* begin Provided entries *
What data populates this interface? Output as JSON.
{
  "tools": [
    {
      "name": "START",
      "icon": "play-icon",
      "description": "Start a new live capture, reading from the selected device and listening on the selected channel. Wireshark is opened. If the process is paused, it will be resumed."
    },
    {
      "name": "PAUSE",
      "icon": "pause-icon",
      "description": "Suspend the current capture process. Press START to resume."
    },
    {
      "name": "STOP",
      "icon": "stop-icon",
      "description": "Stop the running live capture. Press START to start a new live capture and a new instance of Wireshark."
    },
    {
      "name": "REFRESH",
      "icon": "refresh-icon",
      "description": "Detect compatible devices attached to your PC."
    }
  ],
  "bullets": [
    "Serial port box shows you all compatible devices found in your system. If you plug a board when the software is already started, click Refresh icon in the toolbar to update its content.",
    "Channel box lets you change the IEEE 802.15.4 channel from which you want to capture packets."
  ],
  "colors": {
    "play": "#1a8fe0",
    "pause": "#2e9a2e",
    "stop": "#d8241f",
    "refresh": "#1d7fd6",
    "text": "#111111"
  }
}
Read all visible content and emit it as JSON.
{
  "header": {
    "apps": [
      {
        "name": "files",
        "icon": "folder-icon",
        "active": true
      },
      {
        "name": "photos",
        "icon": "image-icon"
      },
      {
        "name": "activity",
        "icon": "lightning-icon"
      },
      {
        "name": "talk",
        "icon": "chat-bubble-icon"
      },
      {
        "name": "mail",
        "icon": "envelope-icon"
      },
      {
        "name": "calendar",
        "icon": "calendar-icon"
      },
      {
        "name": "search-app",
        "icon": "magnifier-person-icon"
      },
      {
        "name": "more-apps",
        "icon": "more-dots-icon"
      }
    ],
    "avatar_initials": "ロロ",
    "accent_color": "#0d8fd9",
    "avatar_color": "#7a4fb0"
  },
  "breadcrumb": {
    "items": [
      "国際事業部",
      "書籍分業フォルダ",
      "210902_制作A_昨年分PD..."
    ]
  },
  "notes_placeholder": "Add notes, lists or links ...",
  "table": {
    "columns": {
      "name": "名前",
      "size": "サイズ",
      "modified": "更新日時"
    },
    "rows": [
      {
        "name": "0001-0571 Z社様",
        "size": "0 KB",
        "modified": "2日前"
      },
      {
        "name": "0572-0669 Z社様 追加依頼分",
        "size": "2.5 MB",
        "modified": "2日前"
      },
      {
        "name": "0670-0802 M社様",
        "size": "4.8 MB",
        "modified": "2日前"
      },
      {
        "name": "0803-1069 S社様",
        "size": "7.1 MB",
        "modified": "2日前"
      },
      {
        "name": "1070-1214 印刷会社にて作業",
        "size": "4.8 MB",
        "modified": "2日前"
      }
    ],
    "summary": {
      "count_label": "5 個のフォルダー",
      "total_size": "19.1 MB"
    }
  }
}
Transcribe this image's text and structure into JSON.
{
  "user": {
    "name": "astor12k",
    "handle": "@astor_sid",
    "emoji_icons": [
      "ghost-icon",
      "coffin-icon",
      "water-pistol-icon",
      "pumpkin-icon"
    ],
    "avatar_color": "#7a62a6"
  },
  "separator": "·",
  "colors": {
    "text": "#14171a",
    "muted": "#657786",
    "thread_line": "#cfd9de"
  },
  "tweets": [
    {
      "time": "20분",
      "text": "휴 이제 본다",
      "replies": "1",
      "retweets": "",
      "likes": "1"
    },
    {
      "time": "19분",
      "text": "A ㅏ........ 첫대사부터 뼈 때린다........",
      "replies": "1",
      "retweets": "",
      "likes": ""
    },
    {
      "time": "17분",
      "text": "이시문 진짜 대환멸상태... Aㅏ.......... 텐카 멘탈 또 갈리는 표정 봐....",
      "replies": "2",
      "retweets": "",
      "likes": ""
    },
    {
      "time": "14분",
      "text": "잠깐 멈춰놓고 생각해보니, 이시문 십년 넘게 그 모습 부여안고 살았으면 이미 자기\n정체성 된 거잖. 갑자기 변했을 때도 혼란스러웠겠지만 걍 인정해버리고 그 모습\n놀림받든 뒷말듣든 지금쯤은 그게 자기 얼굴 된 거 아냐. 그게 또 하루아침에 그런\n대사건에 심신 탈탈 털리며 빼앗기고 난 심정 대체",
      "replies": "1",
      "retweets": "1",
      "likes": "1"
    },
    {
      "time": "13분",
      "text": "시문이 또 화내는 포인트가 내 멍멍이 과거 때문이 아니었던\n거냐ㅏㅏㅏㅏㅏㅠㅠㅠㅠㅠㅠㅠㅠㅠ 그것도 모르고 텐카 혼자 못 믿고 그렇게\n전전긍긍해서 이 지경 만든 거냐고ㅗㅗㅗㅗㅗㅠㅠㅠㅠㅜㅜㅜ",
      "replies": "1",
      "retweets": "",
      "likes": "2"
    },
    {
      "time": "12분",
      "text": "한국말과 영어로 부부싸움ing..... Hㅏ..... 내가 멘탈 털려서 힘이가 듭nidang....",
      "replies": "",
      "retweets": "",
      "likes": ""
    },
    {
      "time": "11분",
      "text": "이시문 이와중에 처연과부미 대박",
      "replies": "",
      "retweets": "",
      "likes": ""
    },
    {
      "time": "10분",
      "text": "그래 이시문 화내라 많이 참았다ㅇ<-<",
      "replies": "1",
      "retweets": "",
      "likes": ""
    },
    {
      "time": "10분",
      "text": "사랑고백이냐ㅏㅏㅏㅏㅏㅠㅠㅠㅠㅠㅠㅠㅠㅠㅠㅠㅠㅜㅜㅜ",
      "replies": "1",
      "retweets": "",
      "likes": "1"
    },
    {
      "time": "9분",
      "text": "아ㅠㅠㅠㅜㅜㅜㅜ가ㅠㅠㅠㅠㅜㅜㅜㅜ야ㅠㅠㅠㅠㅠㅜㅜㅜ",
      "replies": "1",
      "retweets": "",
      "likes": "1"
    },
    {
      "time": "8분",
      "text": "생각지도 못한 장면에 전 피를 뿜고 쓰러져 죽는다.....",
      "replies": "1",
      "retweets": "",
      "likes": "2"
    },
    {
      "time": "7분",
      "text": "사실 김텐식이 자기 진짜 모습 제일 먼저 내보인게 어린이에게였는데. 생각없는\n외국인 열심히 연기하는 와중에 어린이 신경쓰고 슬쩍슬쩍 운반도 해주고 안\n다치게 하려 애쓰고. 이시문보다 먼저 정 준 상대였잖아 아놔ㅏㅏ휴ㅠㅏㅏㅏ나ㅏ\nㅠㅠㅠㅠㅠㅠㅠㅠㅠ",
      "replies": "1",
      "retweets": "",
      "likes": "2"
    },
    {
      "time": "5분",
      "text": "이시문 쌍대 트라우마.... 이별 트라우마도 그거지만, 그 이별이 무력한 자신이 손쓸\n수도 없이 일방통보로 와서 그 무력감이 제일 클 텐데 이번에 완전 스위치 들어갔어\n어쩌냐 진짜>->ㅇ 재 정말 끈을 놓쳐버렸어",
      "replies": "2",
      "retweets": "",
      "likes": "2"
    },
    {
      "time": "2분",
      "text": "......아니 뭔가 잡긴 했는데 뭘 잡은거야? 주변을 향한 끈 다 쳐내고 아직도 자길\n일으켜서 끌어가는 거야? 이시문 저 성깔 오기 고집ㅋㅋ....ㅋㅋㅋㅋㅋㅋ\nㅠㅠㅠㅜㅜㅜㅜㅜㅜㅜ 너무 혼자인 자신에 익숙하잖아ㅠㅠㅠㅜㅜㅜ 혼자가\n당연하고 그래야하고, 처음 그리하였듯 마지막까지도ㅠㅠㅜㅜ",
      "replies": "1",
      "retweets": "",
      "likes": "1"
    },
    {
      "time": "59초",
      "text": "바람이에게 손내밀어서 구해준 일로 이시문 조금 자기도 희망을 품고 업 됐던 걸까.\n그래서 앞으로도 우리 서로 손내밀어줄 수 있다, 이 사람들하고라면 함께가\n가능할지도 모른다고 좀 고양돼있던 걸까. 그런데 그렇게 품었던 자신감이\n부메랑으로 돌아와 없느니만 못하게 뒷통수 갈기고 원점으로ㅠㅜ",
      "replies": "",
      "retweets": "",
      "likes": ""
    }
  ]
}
* end Provided entries *
Work instructions => Return every line of the preceding records in which the word "channel" appears.

Exercise output =>
      "description": "Start a new live capture, reading from the selected device and listening on the selected channel. Wireshark is opened. If the process is paused, it will be resumed."
    "Channel box lets you change the IEEE 802.15.4 channel from which you want to capture packets."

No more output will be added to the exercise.